THE REQUEST: Without the pictures, reproduce the records that follow exactly.

(Part of a data file)
•••
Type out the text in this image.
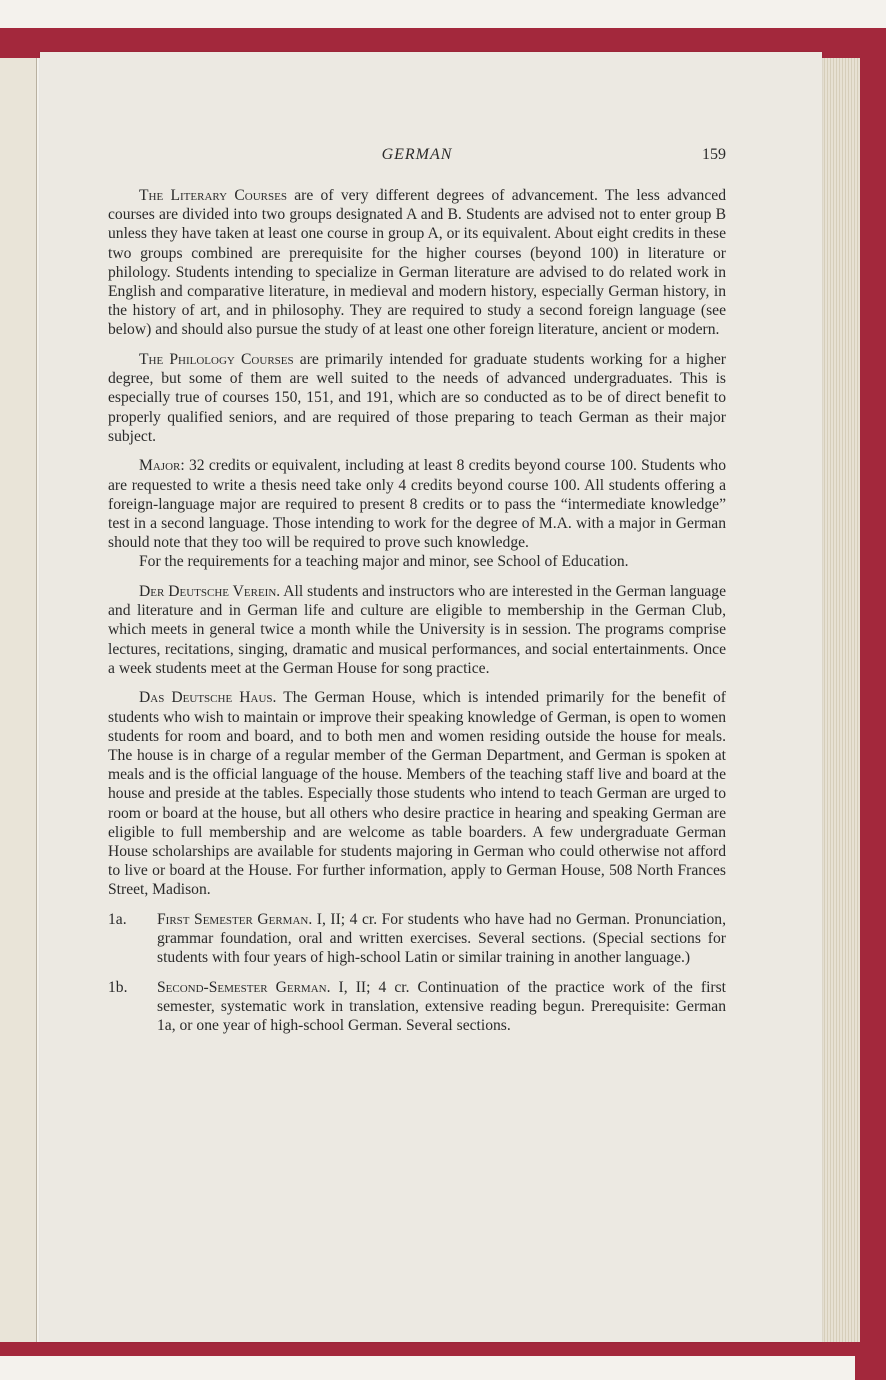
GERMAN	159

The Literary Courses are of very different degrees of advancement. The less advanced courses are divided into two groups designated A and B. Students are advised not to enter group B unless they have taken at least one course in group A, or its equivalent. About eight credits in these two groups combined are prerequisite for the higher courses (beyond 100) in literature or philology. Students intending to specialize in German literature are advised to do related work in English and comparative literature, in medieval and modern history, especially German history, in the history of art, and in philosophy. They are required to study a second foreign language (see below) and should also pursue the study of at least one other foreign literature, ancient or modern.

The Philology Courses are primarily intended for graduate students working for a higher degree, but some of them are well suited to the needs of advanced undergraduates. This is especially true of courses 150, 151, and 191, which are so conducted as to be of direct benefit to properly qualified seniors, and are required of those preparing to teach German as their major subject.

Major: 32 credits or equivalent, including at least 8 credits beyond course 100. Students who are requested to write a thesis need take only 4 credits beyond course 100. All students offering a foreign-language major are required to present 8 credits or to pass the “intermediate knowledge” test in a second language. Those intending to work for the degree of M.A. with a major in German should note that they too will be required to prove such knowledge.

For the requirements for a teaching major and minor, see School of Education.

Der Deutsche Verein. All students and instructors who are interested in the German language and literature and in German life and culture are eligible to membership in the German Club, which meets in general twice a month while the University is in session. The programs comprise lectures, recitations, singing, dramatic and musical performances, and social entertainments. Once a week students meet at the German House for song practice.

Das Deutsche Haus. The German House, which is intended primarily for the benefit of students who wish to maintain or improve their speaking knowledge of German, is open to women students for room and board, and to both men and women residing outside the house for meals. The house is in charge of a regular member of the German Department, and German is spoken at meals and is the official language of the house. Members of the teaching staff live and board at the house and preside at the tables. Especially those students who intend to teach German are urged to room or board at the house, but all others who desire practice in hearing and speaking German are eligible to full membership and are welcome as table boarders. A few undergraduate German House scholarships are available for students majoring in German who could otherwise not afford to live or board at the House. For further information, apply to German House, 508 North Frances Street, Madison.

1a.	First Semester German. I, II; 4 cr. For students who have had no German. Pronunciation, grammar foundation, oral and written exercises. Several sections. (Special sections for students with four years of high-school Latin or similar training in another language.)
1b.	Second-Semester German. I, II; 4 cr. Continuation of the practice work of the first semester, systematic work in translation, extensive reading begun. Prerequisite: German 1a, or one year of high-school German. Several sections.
•••
WRITTEN ANSWER:
Type out the text in this image.
GERMAN	159

The Literary Courses are of very different degrees of advancement. The less advanced courses are divided into two groups designated A and B. Students are advised not to enter group B unless they have taken at least one course in group A, or its equivalent. About eight credits in these two groups combined are prerequisite for the higher courses (beyond 100) in literature or philology. Students intending to specialize in German literature are advised to do related work in English and comparative literature, in medieval and modern history, especially German history, in the history of art, and in philosophy. They are required to study a second foreign language (see below) and should also pursue the study of at least one other foreign literature, ancient or modern.

The Philology Courses are primarily intended for graduate students working for a higher degree, but some of them are well suited to the needs of advanced undergraduates. This is especially true of courses 150, 151, and 191, which are so conducted as to be of direct benefit to properly qualified seniors, and are required of those preparing to teach German as their major subject.

Major: 32 credits or equivalent, including at least 8 credits beyond course 100. Students who are requested to write a thesis need take only 4 credits beyond course 100. All students offering a foreign-language major are required to present 8 credits or to pass the “intermediate knowledge” test in a second language. Those intending to work for the degree of M.A. with a major in German should note that they too will be required to prove such knowledge.

For the requirements for a teaching major and minor, see School of Education.

Der Deutsche Verein. All students and instructors who are interested in the German language and literature and in German life and culture are eligible to membership in the German Club, which meets in general twice a month while the University is in session. The programs comprise lectures, recitations, singing, dramatic and musical performances, and social entertainments. Once a week students meet at the German House for song practice.

Das Deutsche Haus. The German House, which is intended primarily for the benefit of students who wish to maintain or improve their speaking knowledge of German, is open to women students for room and board, and to both men and women residing outside the house for meals. The house is in charge of a regular member of the German Department, and German is spoken at meals and is the official language of the house. Members of the teaching staff live and board at the house and preside at the tables. Especially those students who intend to teach German are urged to room or board at the house, but all others who desire practice in hearing and speaking German are eligible to full membership and are welcome as table boarders. A few undergraduate German House scholarships are available for students majoring in German who could otherwise not afford to live or board at the House. For further information, apply to German House, 508 North Frances Street, Madison.

1a.	First Semester German. I, II; 4 cr. For students who have had no German. Pronunciation, grammar foundation, oral and written exercises. Several sections. (Special sections for students with four years of high-school Latin or similar training in another language.)
1b.	Second-Semester German. I, II; 4 cr. Continuation of the practice work of the first semester, systematic work in translation, extensive reading begun. Prerequisite: German 1a, or one year of high-school German. Several sections.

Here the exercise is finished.